» GIVEN PROBLEM: Keep only the lines that hold the string "always", filtering out the rest of the entries below.

» PROVIDED INFORMATION:
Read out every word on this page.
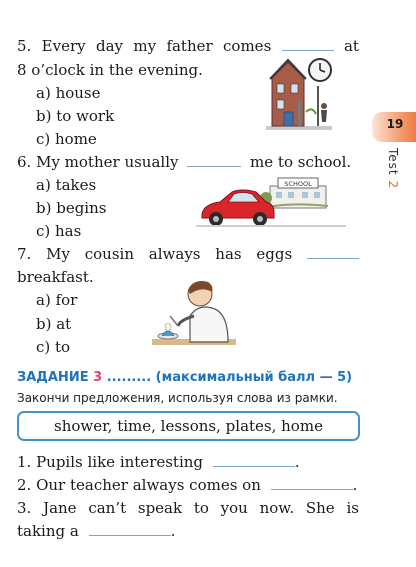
5. Every day my father comes	at
8 o’clock in the evening.
a) house
b) to work
c) home
6. My mother usually	me to school.
a) takes
b) begins
c) has
SCHOOL
7. My cousin always has eggs
breakfast.
a) for
b) at
c) to
19
Test 2
ЗАДАНИЕ 3 ......... (максимальный балл — 5)
Закончи предложения, используя слова из рамки.
shower, time, lessons, plates, home
1. Pupils like interesting	.
2. Our teacher always comes on	.
3. Jane can’t speak to you now. She is
taking a	.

» FULL RESPONSE:
7. My cousin always has eggs
2. Our teacher always comes on	.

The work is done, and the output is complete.